__What you have to do__.
Reproduce all of the data that follows, character for character.

__Material for this exercise__.
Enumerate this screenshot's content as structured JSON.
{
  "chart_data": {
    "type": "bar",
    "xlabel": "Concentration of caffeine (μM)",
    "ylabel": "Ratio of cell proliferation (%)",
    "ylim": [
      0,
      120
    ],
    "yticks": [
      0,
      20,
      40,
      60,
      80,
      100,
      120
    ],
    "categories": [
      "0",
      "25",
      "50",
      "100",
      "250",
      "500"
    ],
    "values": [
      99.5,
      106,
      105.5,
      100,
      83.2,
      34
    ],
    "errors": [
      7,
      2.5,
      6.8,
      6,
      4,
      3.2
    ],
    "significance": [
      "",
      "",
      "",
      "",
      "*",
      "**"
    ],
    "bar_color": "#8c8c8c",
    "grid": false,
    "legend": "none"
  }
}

__The solution__.
Enumerate this screenshot's content as structured JSON.
{
  "chart_data": {
    "type": "bar",
    "xlabel": "Concentration of caffeine (μM)",
    "ylabel": "Ratio of cell proliferation (%)",
    "ylim": [
      0,
      120
    ],
    "yticks": [
      0,
      20,
      40,
      60,
      80,
      100,
      120
    ],
    "categories": [
      "0",
      "25",
      "50",
      "100",
      "250",
      "500"
    ],
    "values": [
      99.5,
      106,
      105.5,
      100,
      83.2,
      34
    ],
    "errors": [
      7,
      2.5,
      6.8,
      6,
      4,
      3.2
    ],
    "significance": [
      "",
      "",
      "",
      "",
      "*",
      "**"
    ],
    "bar_color": "#8c8c8c",
    "grid": false,
    "legend": "none"
  }
}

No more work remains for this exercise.